Scan the data below and pick out the lines containing the word "JSON".

BEGIN

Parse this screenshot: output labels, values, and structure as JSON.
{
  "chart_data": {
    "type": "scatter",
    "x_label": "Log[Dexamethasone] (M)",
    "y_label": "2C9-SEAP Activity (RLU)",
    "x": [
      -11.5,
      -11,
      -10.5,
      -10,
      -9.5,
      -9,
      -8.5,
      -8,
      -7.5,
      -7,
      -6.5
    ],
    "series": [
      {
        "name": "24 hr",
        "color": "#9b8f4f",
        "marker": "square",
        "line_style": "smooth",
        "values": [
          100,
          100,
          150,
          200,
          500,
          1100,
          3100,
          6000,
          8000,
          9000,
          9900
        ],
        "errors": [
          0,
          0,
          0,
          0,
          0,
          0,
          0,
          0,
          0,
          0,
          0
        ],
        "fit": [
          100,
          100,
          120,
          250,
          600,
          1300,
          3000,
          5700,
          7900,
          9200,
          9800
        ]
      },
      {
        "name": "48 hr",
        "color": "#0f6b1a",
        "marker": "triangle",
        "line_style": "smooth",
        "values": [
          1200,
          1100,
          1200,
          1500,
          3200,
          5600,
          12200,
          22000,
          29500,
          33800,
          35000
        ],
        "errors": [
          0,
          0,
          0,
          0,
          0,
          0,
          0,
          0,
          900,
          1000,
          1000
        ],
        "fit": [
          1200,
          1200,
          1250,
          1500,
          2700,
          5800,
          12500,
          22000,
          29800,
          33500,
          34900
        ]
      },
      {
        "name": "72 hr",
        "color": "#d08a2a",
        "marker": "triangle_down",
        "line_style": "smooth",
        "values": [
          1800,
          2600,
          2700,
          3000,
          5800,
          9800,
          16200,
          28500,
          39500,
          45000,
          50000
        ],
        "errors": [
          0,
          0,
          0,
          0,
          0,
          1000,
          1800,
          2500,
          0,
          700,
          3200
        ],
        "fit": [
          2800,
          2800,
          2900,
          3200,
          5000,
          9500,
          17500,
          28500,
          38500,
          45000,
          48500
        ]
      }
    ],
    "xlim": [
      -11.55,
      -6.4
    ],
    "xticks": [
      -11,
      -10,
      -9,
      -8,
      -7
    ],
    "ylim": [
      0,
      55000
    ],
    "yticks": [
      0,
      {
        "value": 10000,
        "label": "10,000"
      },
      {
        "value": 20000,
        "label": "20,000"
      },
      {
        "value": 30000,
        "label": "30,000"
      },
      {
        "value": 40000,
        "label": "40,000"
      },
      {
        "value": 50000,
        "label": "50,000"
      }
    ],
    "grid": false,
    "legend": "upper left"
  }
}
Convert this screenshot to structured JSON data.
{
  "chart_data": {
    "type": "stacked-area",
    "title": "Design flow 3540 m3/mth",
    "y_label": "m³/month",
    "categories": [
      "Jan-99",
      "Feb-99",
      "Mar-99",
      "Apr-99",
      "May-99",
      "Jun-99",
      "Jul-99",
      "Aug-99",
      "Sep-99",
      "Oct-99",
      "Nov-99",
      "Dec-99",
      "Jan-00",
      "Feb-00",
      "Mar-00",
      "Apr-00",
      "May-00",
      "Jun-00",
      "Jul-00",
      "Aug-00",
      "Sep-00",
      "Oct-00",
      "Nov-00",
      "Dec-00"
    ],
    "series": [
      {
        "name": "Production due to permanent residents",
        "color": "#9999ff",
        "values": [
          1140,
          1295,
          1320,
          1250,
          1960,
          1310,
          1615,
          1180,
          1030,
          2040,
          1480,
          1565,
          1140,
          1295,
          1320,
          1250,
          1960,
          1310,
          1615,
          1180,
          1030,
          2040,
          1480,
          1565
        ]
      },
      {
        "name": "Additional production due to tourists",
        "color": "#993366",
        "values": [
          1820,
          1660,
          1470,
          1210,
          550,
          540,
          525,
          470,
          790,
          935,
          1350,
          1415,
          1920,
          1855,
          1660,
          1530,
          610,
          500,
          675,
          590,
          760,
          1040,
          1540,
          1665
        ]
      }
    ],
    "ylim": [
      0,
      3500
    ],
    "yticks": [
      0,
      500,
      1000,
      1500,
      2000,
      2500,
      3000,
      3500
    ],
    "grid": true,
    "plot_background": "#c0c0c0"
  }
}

END

#### Reply to the exercise:
Parse this screenshot: output labels, values, and structure as JSON.
Convert this screenshot to structured JSON data.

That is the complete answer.